## Given problem
Among the entries below, count the lines where the string "boundary" occurs, and give only the number.

++++ Supplied material ++++

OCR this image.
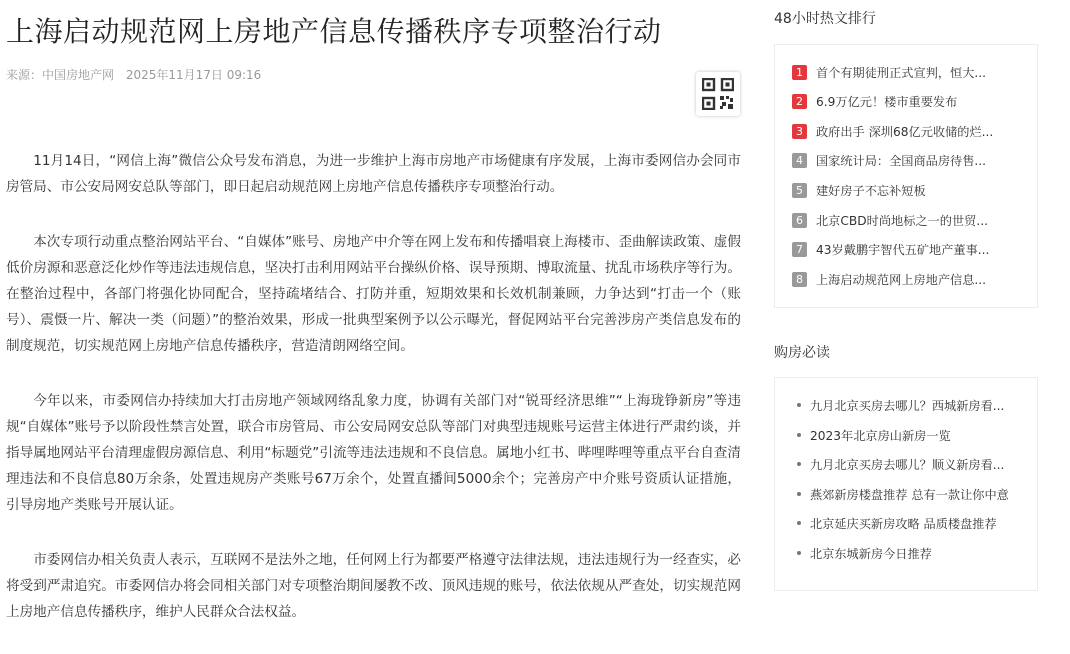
上海启动规范网上房地产信息传播秩序专项整治行动
来源：中国房地产网 2025年11月17日 09:16

11月14日，“网信上海”微信公众号发布消息，为进一步维护上海市房地产市场健康有序发展，上海市委网信办会同市房管局、市公安局网安总队等部门，即日起启动规范网上房地产信息传播秩序专项整治行动。

本次专项行动重点整治网站平台、“自媒体”账号、房地产中介等在网上发布和传播唱衰上海楼市、歪曲解读政策、虚假低价房源和恶意泛化炒作等违法违规信息，坚决打击利用网站平台操纵价格、误导预期、博取流量、扰乱市场秩序等行为。在整治过程中，各部门将强化协同配合，坚持疏堵结合、打防并重，短期效果和长效机制兼顾，力争达到“打击一个（账号）、震慑一片、解决一类（问题）”的整治效果，形成一批典型案例予以公示曝光，督促网站平台完善涉房产类信息发布的制度规范，切实规范网上房地产信息传播秩序，营造清朗网络空间。

今年以来，市委网信办持续加大打击房地产领域网络乱象力度，协调有关部门对“锐哥经济思维”“上海珑铮新房”等违规“自媒体”账号予以阶段性禁言处置，联合市房管局、市公安局网安总队等部门对典型违规账号运营主体进行严肃约谈，并指导属地网站平台清理虚假房源信息、利用“标题党”引流等违法违规和不良信息。属地小红书、哔哩哔哩等重点平台自查清理违法和不良信息80万余条，处置违规房产类账号67万余个，处置直播间5000余个；完善房产中介账号资质认证措施，引导房地产类账号开展认证。

市委网信办相关负责人表示，互联网不是法外之地，任何网上行为都要严格遵守法律法规，违法违规行为一经查实，必将受到严肃追究。市委网信办将会同相关部门对专项整治期间屡教不改、顶风违规的账号，依法依规从严查处，切实规范网上房地产信息传播秩序，维护人民群众合法权益。

48小时热文排行
1	首个有期徒刑正式宣判，恒大...
2	6.9万亿元！楼市重要发布
3	政府出手 深圳68亿元收储的烂...
4	国家统计局：全国商品房待售...
5	建好房子不忘补短板
6	北京CBD时尚地标之一的世贸...
7	43岁戴鹏宇智代五矿地产董事...
8	上海启动规范网上房地产信息...
购房必读
九月北京买房去哪儿？西城新房看...
2023年北京房山新房一览
九月北京买房去哪儿？顺义新房看...
燕郊新房楼盘推荐 总有一款让你中意
北京延庆买新房攻略 品质楼盘推荐
北京东城新房今日推荐
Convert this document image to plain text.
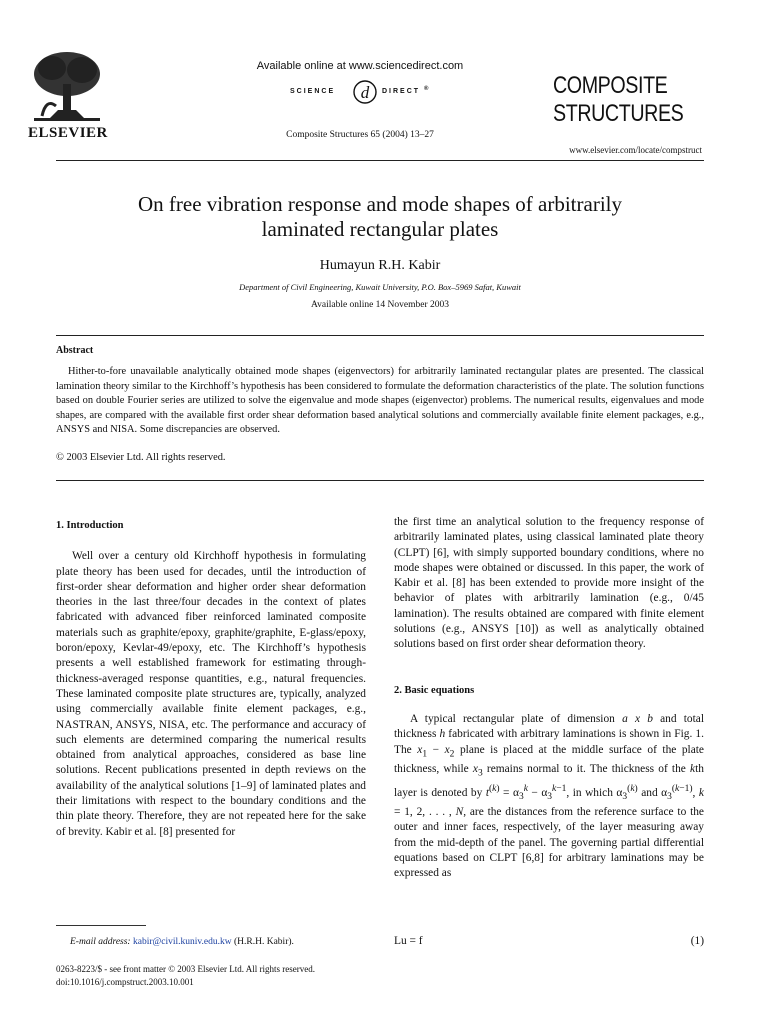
ELSEVIER
Available online at www.sciencedirect.com
SCIENCE d DIRECT ®
Composite Structures 65 (2004) 13–27
COMPOSITE
STRUCTURES
www.elsevier.com/locate/compstruct
On free vibration response and mode shapes of arbitrarily
laminated rectangular plates
Humayun R.H. Kabir
Department of Civil Engineering, Kuwait University, P.O. Box–5969 Safat, Kuwait
Available online 14 November 2003
Abstract
Hither-to-fore unavailable analytically obtained mode shapes (eigenvectors) for arbitrarily laminated rectangular plates are presented. The classical lamination theory similar to the Kirchhoff’s hypothesis has been considered to formulate the deformation characteristics of the plate. The solution functions based on double Fourier series are utilized to solve the eigenvalue and mode shapes (eigenvector) problems. The numerical results, eigenvalues and mode shapes, are compared with the available first order shear deformation based analytical solutions and commercially available finite element packages, e.g., ANSYS and NISA. Some discrepancies are observed.
© 2003 Elsevier Ltd. All rights reserved.

1. Introduction

Well over a century old Kirchhoff hypothesis in formulating plate theory has been used for decades, until the introduction of first-order shear deformation and higher order shear deformation theories in the last three/four decades in the context of plates fabricated with advanced fiber reinforced laminated composite materials such as graphite/epoxy, graphite/graphite, E-glass/epoxy, boron/epoxy, Kevlar-49/epoxy, etc. The Kirchhoff’s hypothesis presents a well established framework for estimating through-thickness-averaged response quantities, e.g., natural frequencies. These laminated composite plate structures are, typically, analyzed using commercially available finite element packages, e.g., NASTRAN, ANSYS, NISA, etc. The performance and accuracy of such elements are determined comparing the numerical results obtained from analytical approaches, considered as base line solutions. Recent publications presented in depth reviews on the availability of the analytical solutions [1–9] of laminated plates and their limitations with respect to the boundary conditions and the thin plate theory. Therefore, they are not repeated here for the sake of brevity. Kabir et al. [8] presented for

the first time an analytical solution to the frequency response of arbitrarily laminated plates, using classical laminated plate theory (CLPT) [6], with simply supported boundary conditions, where no mode shapes were obtained or discussed. In this paper, the work of Kabir et al. [8] has been extended to provide more insight of the behavior of plates with arbitrarily lamination (e.g., 0/45 lamination). The results obtained are compared with finite element solutions (e.g., ANSYS [10]) as well as analytically obtained solutions based on first order shear deformation theory.

2. Basic equations

A typical rectangular plate of dimension a x b and total thickness h fabricated with arbitrary laminations is shown in Fig. 1. The $x_1 - x_2$ plane is placed at the middle surface of the plate thickness, while $x_3$ remains normal to it. The thickness of the kth layer is denoted by $t^{(k)} = \alpha_3^k - \alpha_3^{k-1}$, in which $\alpha_3^{(k)}$ and $\alpha_3^{(k-1)}$, k = 1, 2, . . . , N, are the distances from the reference surface to the outer and inner faces, respectively, of the layer measuring away from the mid-depth of the panel. The governing partial differential equations based on CLPT [6,8] for arbitrary laminations may be expressed as

Lu = f	(1)
E-mail address: kabir@civil.kuniv.edu.kw (H.R.H. Kabir).
0263-8223/$ - see front matter © 2003 Elsevier Ltd. All rights reserved.
doi:10.1016/j.compstruct.2003.10.001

++++

## Exercise result
2